| Exercise goal |
Return the listing below exactly, with the pictures dropped.

| Recorded data |
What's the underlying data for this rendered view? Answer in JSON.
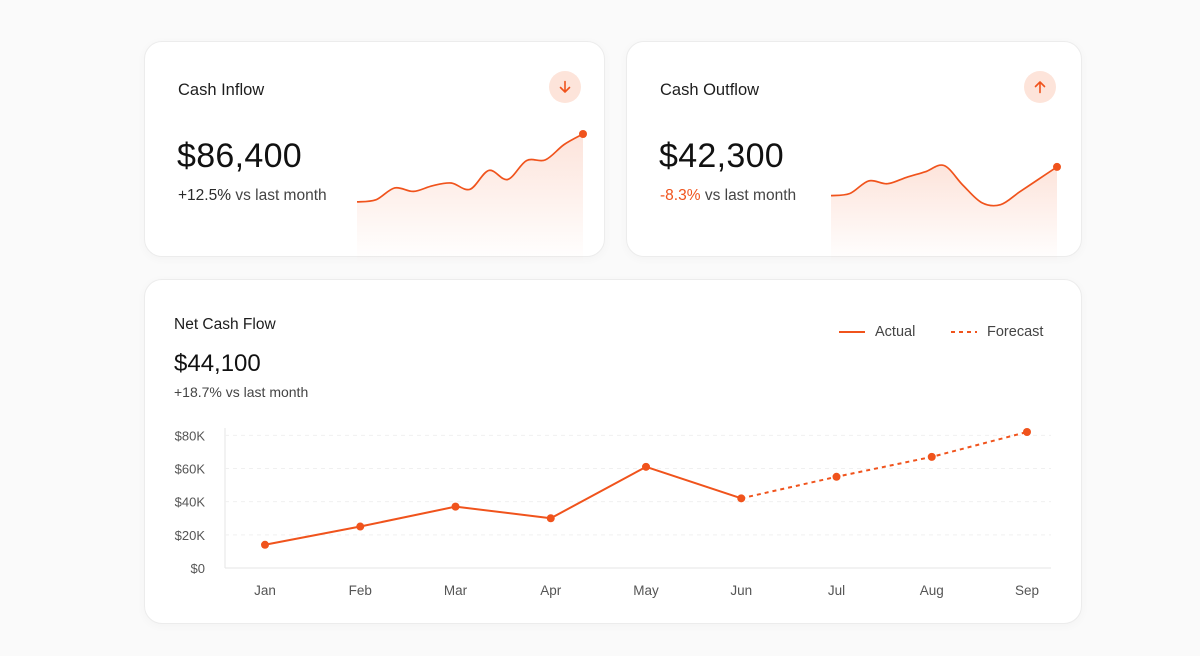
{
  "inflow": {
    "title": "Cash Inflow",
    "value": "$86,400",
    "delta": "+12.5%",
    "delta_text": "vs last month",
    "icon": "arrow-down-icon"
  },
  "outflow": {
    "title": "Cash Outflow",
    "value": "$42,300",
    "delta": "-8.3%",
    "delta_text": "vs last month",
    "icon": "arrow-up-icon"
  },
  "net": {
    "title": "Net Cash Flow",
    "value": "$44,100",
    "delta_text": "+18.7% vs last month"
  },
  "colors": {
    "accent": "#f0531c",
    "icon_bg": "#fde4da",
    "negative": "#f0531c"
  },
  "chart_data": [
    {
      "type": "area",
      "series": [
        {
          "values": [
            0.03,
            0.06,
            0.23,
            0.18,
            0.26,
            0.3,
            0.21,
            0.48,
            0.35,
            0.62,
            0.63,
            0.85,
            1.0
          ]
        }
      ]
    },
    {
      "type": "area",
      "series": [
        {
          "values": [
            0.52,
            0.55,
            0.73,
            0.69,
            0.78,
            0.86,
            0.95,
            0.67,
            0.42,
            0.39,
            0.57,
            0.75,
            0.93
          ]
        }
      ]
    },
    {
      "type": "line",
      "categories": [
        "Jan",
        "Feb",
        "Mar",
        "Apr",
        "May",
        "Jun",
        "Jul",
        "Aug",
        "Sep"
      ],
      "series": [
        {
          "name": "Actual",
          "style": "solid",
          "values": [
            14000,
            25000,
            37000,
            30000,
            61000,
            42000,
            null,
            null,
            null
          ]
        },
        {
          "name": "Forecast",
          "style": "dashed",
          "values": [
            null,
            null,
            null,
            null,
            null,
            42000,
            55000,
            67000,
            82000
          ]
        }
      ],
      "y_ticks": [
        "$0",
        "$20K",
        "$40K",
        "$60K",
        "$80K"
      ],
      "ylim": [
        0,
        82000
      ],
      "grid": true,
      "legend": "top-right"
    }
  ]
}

| Task answer |
What's the underlying data for this rendered view? Answer in JSON.
{
  "inflow": {
    "title": "Cash Inflow",
    "value": "$86,400",
    "delta": "+12.5%",
    "delta_text": "vs last month",
    "icon": "arrow-down-icon"
  },
  "outflow": {
    "title": "Cash Outflow",
    "value": "$42,300",
    "delta": "-8.3%",
    "delta_text": "vs last month",
    "icon": "arrow-up-icon"
  },
  "net": {
    "title": "Net Cash Flow",
    "value": "$44,100",
    "delta_text": "+18.7% vs last month"
  },
  "colors": {
    "accent": "#f0531c",
    "icon_bg": "#fde4da",
    "negative": "#f0531c"
  },
  "chart_data": [
    {
      "type": "area",
      "series": [
        {
          "values": [
            0.03,
            0.06,
            0.23,
            0.18,
            0.26,
            0.3,
            0.21,
            0.48,
            0.35,
            0.62,
            0.63,
            0.85,
            1.0
          ]
        }
      ]
    },
    {
      "type": "area",
      "series": [
        {
          "values": [
            0.52,
            0.55,
            0.73,
            0.69,
            0.78,
            0.86,
            0.95,
            0.67,
            0.42,
            0.39,
            0.57,
            0.75,
            0.93
          ]
        }
      ]
    },
    {
      "type": "line",
      "categories": [
        "Jan",
        "Feb",
        "Mar",
        "Apr",
        "May",
        "Jun",
        "Jul",
        "Aug",
        "Sep"
      ],
      "series": [
        {
          "name": "Actual",
          "style": "solid",
          "values": [
            14000,
            25000,
            37000,
            30000,
            61000,
            42000,
            null,
            null,
            null
          ]
        },
        {
          "name": "Forecast",
          "style": "dashed",
          "values": [
            null,
            null,
            null,
            null,
            null,
            42000,
            55000,
            67000,
            82000
          ]
        }
      ],
      "y_ticks": [
        "$0",
        "$20K",
        "$40K",
        "$60K",
        "$80K"
      ],
      "ylim": [
        0,
        82000
      ],
      "grid": true,
      "legend": "top-right"
    }
  ]
}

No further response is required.